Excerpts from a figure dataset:
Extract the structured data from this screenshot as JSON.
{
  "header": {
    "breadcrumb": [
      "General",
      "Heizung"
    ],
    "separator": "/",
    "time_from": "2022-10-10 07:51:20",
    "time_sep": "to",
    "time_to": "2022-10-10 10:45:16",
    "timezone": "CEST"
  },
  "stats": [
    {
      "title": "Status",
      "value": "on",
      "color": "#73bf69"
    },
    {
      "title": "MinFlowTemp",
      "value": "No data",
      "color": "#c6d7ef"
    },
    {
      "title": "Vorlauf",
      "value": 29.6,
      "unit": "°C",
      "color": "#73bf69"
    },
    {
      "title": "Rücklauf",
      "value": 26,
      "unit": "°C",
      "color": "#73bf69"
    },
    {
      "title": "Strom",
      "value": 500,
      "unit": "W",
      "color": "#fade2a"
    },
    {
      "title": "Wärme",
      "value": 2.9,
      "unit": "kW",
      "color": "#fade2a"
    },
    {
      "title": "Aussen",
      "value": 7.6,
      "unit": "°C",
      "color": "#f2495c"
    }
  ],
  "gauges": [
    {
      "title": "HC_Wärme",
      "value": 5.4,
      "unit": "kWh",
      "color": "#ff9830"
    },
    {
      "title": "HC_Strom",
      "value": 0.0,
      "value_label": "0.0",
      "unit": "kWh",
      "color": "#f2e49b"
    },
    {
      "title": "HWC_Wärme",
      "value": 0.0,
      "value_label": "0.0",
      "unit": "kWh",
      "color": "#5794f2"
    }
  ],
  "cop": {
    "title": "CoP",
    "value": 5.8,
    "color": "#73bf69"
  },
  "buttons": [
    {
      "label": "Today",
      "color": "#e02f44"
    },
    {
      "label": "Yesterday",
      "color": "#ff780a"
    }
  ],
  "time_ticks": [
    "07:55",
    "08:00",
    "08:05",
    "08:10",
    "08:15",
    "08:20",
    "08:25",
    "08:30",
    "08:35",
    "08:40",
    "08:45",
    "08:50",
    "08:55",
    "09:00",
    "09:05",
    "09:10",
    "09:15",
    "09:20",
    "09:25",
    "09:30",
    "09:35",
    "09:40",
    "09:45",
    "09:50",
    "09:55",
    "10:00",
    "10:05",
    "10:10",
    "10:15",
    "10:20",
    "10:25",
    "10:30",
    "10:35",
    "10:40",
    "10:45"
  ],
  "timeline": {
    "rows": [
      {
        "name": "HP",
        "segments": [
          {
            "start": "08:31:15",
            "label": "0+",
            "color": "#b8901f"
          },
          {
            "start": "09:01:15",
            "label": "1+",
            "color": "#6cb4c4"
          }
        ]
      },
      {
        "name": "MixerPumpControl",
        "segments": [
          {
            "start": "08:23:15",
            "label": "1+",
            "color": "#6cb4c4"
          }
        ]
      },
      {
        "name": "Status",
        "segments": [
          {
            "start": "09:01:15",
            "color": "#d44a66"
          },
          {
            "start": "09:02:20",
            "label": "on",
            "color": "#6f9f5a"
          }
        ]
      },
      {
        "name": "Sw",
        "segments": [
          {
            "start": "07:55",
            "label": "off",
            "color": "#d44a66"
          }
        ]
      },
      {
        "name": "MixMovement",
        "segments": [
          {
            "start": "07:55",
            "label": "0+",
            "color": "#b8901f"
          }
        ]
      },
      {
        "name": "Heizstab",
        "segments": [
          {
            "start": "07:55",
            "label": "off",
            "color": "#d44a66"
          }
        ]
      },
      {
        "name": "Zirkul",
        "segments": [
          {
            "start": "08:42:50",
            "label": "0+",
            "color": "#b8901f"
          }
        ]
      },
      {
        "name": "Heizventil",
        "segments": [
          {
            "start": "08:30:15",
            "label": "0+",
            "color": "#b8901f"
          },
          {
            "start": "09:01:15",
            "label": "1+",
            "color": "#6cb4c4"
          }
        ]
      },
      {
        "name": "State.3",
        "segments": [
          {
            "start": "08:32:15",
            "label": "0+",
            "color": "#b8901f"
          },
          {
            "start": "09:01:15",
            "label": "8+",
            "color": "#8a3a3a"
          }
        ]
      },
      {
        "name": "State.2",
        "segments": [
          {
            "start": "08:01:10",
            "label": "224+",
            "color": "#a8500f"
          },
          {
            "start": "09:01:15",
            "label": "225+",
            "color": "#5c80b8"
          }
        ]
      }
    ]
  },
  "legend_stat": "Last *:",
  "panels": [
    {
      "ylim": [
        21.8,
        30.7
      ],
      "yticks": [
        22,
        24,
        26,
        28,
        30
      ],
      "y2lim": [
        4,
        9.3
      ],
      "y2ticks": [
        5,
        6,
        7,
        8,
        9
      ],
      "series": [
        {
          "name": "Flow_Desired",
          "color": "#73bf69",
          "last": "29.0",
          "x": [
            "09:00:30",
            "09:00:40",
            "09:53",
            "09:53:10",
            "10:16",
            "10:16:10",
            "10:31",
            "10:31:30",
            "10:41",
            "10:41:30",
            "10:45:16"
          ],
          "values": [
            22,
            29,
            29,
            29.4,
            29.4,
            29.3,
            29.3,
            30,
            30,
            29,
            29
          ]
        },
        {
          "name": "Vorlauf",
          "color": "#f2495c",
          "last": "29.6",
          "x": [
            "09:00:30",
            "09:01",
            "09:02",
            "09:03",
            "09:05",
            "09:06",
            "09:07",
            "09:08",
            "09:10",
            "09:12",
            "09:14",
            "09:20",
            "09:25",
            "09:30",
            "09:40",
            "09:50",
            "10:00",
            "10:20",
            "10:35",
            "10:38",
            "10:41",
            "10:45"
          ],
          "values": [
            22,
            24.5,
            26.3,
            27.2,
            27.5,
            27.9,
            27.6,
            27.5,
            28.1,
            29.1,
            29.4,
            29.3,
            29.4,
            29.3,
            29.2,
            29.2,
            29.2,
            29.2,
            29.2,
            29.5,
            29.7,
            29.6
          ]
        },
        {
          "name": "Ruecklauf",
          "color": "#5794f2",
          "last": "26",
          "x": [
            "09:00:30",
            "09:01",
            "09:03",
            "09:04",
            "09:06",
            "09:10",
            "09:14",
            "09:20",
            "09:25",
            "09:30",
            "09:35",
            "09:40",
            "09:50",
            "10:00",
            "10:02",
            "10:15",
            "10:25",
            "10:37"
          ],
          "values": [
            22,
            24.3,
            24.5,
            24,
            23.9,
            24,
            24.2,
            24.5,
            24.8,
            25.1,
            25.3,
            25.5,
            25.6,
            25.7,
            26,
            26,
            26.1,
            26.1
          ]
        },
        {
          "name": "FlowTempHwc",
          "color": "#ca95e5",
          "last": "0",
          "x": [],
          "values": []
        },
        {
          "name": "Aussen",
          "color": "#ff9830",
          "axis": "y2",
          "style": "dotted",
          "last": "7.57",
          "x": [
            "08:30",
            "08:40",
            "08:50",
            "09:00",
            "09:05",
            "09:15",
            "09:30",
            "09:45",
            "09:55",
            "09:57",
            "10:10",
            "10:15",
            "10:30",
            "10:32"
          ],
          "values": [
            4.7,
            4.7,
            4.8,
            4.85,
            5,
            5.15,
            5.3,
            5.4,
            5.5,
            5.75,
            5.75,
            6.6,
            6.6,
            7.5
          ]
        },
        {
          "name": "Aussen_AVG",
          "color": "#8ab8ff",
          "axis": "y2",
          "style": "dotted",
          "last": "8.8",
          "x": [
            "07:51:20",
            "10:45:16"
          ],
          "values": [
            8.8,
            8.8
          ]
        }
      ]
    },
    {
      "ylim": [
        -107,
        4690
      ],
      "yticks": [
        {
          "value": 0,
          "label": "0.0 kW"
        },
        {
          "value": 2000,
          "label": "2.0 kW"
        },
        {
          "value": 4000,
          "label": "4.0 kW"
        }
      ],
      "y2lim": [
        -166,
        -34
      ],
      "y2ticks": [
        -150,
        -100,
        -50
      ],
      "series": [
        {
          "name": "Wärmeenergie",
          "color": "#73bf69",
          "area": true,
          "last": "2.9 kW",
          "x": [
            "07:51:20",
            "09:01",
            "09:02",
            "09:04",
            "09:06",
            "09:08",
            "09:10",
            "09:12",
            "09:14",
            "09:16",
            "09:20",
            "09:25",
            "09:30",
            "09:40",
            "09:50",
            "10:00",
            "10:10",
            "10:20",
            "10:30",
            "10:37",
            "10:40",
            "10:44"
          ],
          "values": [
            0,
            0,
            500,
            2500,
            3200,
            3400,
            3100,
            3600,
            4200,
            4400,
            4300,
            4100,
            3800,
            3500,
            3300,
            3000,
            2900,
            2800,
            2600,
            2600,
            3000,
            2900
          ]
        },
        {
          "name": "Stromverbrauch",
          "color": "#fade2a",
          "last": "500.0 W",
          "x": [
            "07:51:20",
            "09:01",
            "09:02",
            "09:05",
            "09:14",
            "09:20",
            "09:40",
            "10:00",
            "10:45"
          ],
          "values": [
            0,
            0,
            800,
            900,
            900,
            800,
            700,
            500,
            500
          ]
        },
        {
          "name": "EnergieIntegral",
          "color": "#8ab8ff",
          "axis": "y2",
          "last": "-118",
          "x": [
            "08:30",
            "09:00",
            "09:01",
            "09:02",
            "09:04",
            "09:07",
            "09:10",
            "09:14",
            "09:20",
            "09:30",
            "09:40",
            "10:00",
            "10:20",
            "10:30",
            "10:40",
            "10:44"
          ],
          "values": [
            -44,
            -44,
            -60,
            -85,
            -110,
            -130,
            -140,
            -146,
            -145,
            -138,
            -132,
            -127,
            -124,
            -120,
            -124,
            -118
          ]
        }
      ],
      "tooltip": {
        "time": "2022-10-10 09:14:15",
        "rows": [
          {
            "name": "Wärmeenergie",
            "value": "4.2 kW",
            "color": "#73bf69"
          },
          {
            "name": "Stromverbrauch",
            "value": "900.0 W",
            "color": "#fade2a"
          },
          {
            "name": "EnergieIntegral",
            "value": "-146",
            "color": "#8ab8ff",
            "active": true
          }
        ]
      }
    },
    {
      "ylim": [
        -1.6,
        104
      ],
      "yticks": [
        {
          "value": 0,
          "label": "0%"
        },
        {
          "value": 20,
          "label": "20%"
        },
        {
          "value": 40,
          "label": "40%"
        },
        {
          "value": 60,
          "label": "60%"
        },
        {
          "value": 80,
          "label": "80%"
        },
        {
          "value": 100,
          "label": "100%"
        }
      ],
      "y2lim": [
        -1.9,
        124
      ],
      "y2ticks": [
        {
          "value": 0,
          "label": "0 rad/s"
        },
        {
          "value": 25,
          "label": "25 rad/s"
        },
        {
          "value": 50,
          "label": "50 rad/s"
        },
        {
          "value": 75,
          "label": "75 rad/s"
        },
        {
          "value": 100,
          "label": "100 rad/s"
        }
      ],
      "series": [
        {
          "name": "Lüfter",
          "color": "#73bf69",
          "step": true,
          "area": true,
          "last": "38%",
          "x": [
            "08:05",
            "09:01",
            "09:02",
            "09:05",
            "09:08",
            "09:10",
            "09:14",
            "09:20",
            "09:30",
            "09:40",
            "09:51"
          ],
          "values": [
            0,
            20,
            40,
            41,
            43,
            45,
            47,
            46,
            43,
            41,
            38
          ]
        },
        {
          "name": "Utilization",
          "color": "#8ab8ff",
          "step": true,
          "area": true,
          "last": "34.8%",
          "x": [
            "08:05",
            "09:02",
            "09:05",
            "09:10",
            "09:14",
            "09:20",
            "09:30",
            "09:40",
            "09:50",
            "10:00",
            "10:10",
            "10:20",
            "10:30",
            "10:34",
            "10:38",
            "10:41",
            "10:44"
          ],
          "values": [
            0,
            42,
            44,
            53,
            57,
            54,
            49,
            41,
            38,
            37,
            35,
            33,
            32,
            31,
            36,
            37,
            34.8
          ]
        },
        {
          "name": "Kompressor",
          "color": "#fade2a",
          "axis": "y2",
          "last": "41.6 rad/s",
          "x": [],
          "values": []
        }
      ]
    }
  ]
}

**SET TASK:** Return every line above that contains the word "EnergieIntegral".

**WORKED SOLUTION:**
          "name": "EnergieIntegral",
            "name": "EnergieIntegral",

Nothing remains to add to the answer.